Set problem -
Search the data for the word "junction". Reproduce every line where it is found.

-- Start of Dataset rows --

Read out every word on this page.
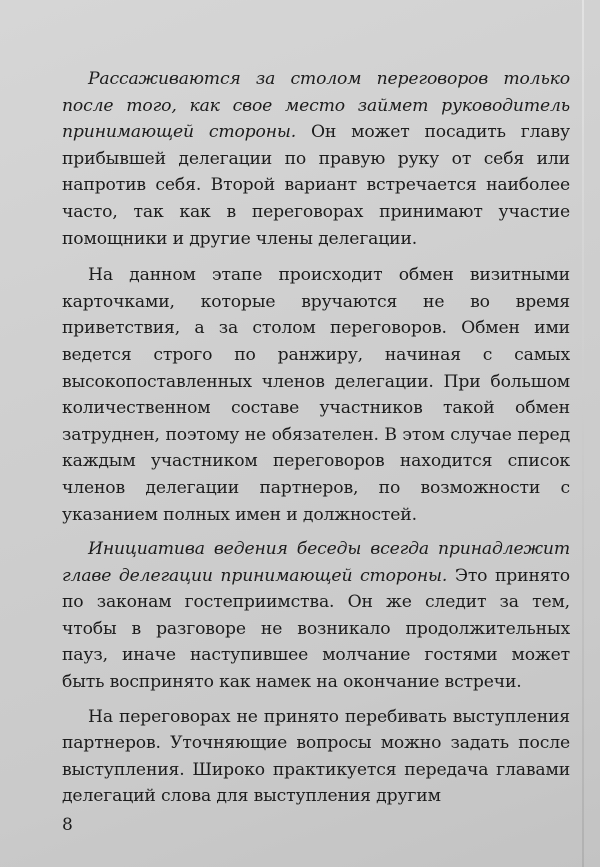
Рассаживаются за столом переговоров только после того, как свое место займет руководитель принимающей стороны. Он может посадить главу прибывшей делегации по правую руку от себя или напротив себя. Второй вариант встречается наиболее часто, так как в переговорах принимают участие помощники и другие члены делегации.

На данном этапе происходит обмен визитными карточками, которые вручаются не во время приветствия, а за столом переговоров. Обмен ими ведется строго по ранжиру, начиная с самых высокопоставленных членов делегации. При большом количественном составе участников такой обмен затруднен, поэтому не обязателен. В этом случае перед каждым участником переговоров находится список членов делегации партнеров, по возможности с указанием полных имен и должностей.

Инициатива ведения беседы всегда принадлежит главе делегации принимающей стороны. Это принято по законам гостеприимства. Он же следит за тем, чтобы в разговоре не возникало продолжительных пауз, иначе наступившее молчание гостями может быть воспринято как намек на окончание встречи.

На переговорах не принято перебивать выступления партнеров. Уточняющие вопросы можно задать после выступления. Широко практикуется передача главами делегаций слова для выступления другим

8
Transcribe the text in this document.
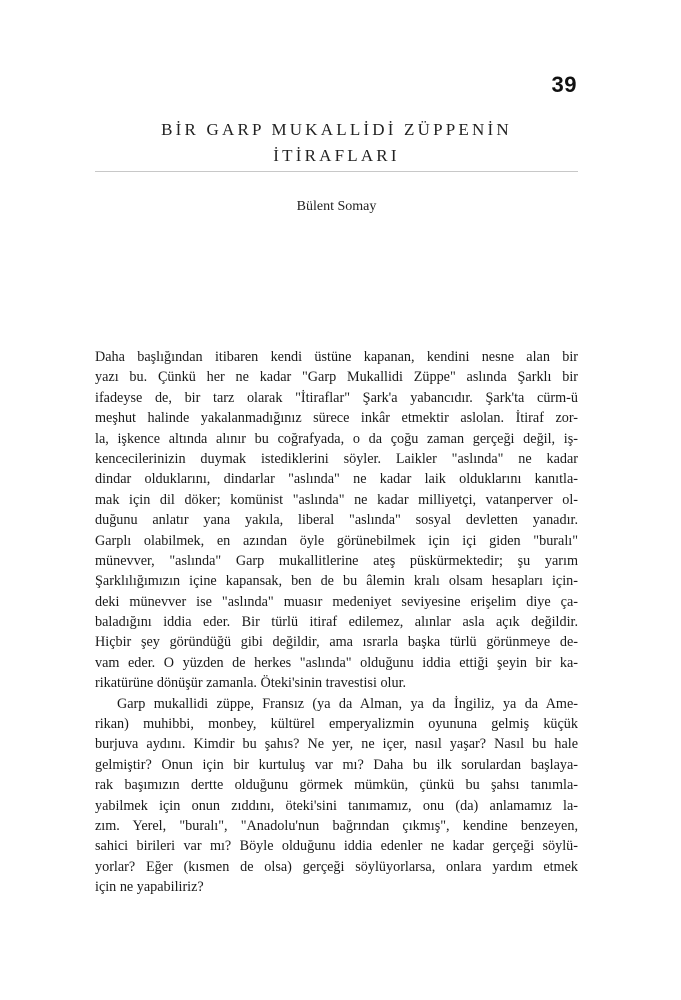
39
BİR GARP MUKALLİDİ ZÜPPENİN
İTİRAFLARI
Bülent Somay
Daha başlığından itibaren kendi üstüne kapanan, kendini nesne alan bir
yazı bu. Çünkü her ne kadar "Garp Mukallidi Züppe" aslında Şarklı bir
ifadeyse de, bir tarz olarak "İtiraflar" Şark'a yabancıdır. Şark'ta cürm-ü
meşhut halinde yakalanmadığınız sürece inkâr etmektir aslolan. İtiraf zor-
la, işkence altında alınır bu coğrafyada, o da çoğu zaman gerçeği değil, iş-
kencecilerinizin duymak istediklerini söyler. Laikler "aslında" ne kadar
dindar olduklarını, dindarlar "aslında" ne kadar laik olduklarını kanıtla-
mak için dil döker; komünist "aslında" ne kadar milliyetçi, vatanperver ol-
duğunu anlatır yana yakıla, liberal "aslında" sosyal devletten yanadır.
Garplı olabilmek, en azından öyle görünebilmek için içi giden "buralı"
münevver, "aslında" Garp mukallitlerine ateş püskürmektedir; şu yarım
Şarklılığımızın içine kapansak, ben de bu âlemin kralı olsam hesapları için-
deki münevver ise "aslında" muasır medeniyet seviyesine erişelim diye ça-
baladığını iddia eder. Bir türlü itiraf edilemez, alınlar asla açık değildir.
Hiçbir şey göründüğü gibi değildir, ama ısrarla başka türlü görünmeye de-
vam eder. O yüzden de herkes "aslında" olduğunu iddia ettiği şeyin bir ka-
rikatürüne dönüşür zamanla. Öteki'sinin travestisi olur.
Garp mukallidi züppe, Fransız (ya da Alman, ya da İngiliz, ya da Ame-
rikan) muhibbi, monbey, kültürel emperyalizmin oyununa gelmiş küçük
burjuva aydını. Kimdir bu şahıs? Ne yer, ne içer, nasıl yaşar? Nasıl bu hale
gelmiştir? Onun için bir kurtuluş var mı? Daha bu ilk sorulardan başlaya-
rak başımızın dertte olduğunu görmek mümkün, çünkü bu şahsı tanımla-
yabilmek için onun zıddını, öteki'sini tanımamız, onu (da) anlamamız la-
zım. Yerel, "buralı", "Anadolu'nun bağrından çıkmış", kendine benzeyen,
sahici birileri var mı? Böyle olduğunu iddia edenler ne kadar gerçeği söylü-
yorlar? Eğer (kısmen de olsa) gerçeği söylüyorlarsa, onlara yardım etmek
için ne yapabiliriz?
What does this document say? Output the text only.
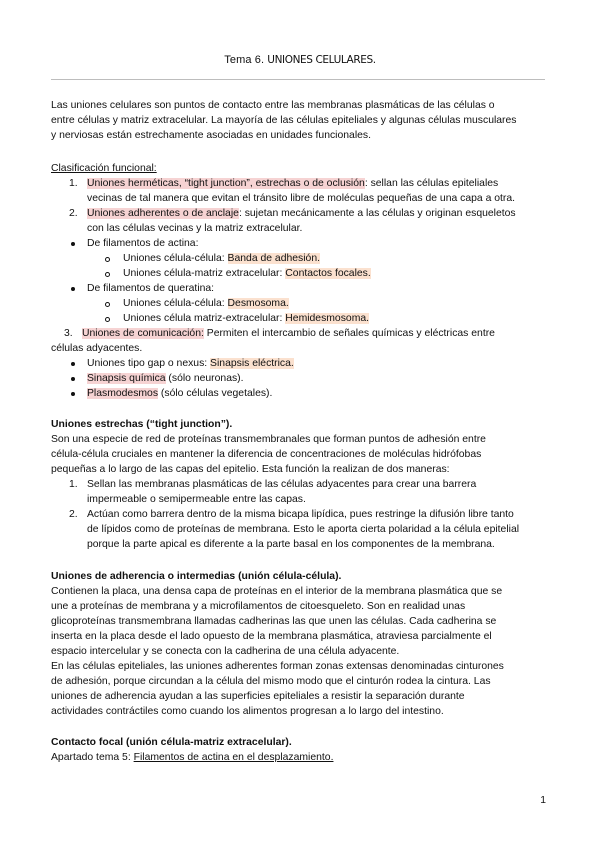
Tema 6. UNIONES CELULARES.
Las uniones celulares son puntos de contacto entre las membranas plasmáticas de las células o
entre células y matriz extracelular. La mayoría de las células epiteliales y algunas células musculares
y nerviosas están estrechamente asociadas en unidades funcionales.
Clasificación funcional:
1. Uniones herméticas, “tight junction”, estrechas o de oclusión: sellan las células epiteliales
vecinas de tal manera que evitan el tránsito libre de moléculas pequeñas de una capa a otra.
2. Uniones adherentes o de anclaje: sujetan mecánicamente a las células y originan esqueletos
con las células vecinas y la matriz extracelular.
De filamentos de actina:
Uniones célula-célula: Banda de adhesión.
Uniones célula-matriz extracelular: Contactos focales.
De filamentos de queratina:
Uniones célula-célula: Desmosoma.
Uniones célula matriz-extracelular: Hemidesmosoma.
3. Uniones de comunicación: Permiten el intercambio de señales químicas y eléctricas entre
células adyacentes.
Uniones tipo gap o nexus: Sinapsis eléctrica.
Sinapsis química (sólo neuronas).
Plasmodesmos (sólo células vegetales).
Uniones estrechas (“tight junction”).
Son una especie de red de proteínas transmembranales que forman puntos de adhesión entre
célula-célula cruciales en mantener la diferencia de concentraciones de moléculas hidrófobas
pequeñas a lo largo de las capas del epitelio. Esta función la realizan de dos maneras:
1. Sellan las membranas plasmáticas de las células adyacentes para crear una barrera
impermeable o semipermeable entre las capas.
2. Actúan como barrera dentro de la misma bicapa lipídica, pues restringe la difusión libre tanto
de lípidos como de proteínas de membrana. Esto le aporta cierta polaridad a la célula epitelial
porque la parte apical es diferente a la parte basal en los componentes de la membrana.
Uniones de adherencia o intermedias (unión célula-célula).
Contienen la placa, una densa capa de proteínas en el interior de la membrana plasmática que se
une a proteínas de membrana y a microfilamentos de citoesqueleto. Son en realidad unas
glicoproteínas transmembrana llamadas cadherinas las que unen las células. Cada cadherina se
inserta en la placa desde el lado opuesto de la membrana plasmática, atraviesa parcialmente el
espacio intercelular y se conecta con la cadherina de una célula adyacente.
En las células epiteliales, las uniones adherentes forman zonas extensas denominadas cinturones
de adhesión, porque circundan a la célula del mismo modo que el cinturón rodea la cintura. Las
uniones de adherencia ayudan a las superficies epiteliales a resistir la separación durante
actividades contráctiles como cuando los alimentos progresan a lo largo del intestino.
Contacto focal (unión célula-matriz extracelular).
Apartado tema 5: Filamentos de actina en el desplazamiento.
1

-- End of Dataset rows --

Output for this exercise -
1. Uniones herméticas, “tight junction”, estrechas o de oclusión: sellan las células epiteliales
Uniones estrechas (“tight junction”).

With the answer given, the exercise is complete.